━━━ Entries provided ━━━
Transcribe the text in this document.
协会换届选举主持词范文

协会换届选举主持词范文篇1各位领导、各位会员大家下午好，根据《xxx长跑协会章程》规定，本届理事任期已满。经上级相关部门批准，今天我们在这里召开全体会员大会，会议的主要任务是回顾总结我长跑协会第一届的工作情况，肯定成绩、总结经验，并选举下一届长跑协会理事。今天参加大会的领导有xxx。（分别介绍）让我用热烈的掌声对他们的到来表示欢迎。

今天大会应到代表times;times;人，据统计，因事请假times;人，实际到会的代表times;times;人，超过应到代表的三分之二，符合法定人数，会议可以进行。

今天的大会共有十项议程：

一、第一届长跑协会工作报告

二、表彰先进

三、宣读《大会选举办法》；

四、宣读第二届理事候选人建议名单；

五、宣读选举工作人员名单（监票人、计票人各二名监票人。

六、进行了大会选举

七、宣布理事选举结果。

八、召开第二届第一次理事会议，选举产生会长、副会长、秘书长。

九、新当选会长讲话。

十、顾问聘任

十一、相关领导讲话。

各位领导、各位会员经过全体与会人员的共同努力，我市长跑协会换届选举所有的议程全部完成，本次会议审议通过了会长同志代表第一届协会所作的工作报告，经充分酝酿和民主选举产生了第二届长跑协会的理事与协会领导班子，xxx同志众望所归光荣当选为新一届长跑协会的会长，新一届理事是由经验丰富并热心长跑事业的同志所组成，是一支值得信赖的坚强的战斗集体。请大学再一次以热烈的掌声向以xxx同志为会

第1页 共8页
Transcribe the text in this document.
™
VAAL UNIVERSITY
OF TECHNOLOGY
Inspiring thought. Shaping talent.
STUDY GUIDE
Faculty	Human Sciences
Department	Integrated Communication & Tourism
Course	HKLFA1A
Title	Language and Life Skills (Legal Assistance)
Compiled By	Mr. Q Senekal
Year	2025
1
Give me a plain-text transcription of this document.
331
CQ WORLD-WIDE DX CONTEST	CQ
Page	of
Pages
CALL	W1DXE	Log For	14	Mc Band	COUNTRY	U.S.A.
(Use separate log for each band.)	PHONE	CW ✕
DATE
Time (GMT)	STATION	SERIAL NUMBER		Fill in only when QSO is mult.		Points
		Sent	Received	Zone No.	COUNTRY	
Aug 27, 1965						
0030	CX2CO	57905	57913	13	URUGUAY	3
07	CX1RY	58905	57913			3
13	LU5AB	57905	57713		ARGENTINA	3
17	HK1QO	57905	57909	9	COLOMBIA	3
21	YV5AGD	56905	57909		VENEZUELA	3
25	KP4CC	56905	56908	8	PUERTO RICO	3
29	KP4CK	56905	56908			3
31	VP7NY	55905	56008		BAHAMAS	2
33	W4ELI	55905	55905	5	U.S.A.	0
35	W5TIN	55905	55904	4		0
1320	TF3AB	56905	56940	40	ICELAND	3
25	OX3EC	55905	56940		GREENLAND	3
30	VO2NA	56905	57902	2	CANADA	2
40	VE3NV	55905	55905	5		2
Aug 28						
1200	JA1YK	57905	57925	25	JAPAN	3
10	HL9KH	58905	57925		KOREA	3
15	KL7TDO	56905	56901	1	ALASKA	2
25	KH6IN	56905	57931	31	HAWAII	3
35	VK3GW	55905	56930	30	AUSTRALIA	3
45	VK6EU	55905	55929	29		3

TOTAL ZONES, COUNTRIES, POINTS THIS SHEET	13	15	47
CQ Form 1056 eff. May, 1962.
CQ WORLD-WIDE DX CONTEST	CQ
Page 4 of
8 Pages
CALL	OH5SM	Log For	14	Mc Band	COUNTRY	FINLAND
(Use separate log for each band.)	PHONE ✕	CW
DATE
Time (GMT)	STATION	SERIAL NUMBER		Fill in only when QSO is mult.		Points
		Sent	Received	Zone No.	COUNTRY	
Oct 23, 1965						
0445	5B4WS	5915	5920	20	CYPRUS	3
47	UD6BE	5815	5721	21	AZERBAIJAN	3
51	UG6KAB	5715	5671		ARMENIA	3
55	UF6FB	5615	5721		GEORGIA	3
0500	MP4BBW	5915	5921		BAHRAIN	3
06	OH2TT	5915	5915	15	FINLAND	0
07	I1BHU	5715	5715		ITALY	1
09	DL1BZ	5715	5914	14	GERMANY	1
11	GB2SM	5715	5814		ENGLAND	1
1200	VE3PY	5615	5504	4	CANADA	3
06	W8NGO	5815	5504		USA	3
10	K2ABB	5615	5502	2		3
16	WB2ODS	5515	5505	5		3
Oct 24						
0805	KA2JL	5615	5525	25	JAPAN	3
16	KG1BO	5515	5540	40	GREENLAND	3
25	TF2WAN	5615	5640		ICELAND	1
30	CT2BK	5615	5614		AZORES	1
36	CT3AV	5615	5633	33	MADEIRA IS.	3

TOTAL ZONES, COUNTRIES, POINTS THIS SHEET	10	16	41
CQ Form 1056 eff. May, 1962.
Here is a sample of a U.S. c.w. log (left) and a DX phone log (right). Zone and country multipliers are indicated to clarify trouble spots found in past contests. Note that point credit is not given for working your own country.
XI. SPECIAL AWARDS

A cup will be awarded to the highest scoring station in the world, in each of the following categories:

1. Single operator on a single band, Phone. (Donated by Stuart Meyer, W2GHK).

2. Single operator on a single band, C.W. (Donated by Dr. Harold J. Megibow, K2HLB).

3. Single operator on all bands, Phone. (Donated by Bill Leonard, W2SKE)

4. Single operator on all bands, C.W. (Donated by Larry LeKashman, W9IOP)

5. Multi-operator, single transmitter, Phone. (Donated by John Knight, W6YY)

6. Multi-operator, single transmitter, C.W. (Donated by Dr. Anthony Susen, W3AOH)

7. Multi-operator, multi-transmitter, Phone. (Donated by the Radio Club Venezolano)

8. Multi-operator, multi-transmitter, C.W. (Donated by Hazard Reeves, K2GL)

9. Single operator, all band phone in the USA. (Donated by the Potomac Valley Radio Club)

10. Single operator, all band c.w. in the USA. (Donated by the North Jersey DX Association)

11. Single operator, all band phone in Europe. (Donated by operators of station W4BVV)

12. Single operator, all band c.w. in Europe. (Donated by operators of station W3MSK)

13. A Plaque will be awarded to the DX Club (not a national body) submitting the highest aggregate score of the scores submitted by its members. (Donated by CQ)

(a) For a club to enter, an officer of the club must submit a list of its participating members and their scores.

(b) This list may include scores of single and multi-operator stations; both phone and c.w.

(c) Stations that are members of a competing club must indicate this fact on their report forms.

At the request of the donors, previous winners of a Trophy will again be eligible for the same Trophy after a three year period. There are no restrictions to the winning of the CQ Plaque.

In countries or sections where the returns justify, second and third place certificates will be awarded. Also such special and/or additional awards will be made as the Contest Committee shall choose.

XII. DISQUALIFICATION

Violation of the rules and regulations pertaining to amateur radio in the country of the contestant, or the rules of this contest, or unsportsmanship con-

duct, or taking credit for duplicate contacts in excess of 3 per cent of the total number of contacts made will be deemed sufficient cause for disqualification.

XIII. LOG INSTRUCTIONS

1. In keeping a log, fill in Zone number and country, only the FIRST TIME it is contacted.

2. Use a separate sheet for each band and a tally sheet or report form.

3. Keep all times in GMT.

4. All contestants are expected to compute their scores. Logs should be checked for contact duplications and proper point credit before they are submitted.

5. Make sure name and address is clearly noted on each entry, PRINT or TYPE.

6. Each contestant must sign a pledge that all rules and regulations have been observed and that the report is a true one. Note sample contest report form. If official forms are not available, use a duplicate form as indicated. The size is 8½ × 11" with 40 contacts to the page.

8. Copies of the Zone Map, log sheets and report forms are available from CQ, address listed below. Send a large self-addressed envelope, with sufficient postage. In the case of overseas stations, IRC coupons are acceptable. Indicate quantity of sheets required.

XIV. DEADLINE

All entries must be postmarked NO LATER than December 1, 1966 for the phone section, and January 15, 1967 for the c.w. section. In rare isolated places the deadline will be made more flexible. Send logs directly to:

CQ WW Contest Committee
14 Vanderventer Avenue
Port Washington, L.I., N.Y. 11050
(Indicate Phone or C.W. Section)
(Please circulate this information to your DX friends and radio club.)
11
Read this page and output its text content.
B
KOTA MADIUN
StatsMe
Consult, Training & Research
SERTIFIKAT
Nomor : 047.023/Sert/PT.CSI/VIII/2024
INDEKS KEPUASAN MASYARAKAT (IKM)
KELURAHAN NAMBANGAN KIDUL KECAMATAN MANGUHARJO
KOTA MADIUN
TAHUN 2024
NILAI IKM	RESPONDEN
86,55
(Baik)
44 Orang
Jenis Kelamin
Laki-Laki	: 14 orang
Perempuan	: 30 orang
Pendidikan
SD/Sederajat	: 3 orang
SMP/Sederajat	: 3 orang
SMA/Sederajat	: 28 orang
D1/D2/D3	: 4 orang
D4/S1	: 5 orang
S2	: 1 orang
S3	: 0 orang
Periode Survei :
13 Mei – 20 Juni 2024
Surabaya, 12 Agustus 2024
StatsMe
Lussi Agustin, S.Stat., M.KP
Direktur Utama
━━━
- [Directions for this task] Repeat exactly, and only, the lines of the records above, starting with the line that contains "Read this page and output its text content." and ending with the final line, both included.

- [Answer to this exercise]
Read this page and output its text content.
B
KOTA MADIUN
StatsMe
Consult, Training & Research
SERTIFIKAT
Nomor : 047.023/Sert/PT.CSI/VIII/2024
INDEKS KEPUASAN MASYARAKAT (IKM)
KELURAHAN NAMBANGAN KIDUL KECAMATAN MANGUHARJO
KOTA MADIUN
TAHUN 2024
NILAI IKM	RESPONDEN
86,55
(Baik)
44 Orang
Jenis Kelamin
Laki-Laki	: 14 orang
Perempuan	: 30 orang
Pendidikan
SD/Sederajat	: 3 orang
SMP/Sederajat	: 3 orang
SMA/Sederajat	: 28 orang
D1/D2/D3	: 4 orang
D4/S1	: 5 orang
S2	: 1 orang
S3	: 0 orang
Periode Survei :
13 Mei – 20 Juni 2024
Surabaya, 12 Agustus 2024
StatsMe
Lussi Agustin, S.Stat., M.KP
Direktur Utama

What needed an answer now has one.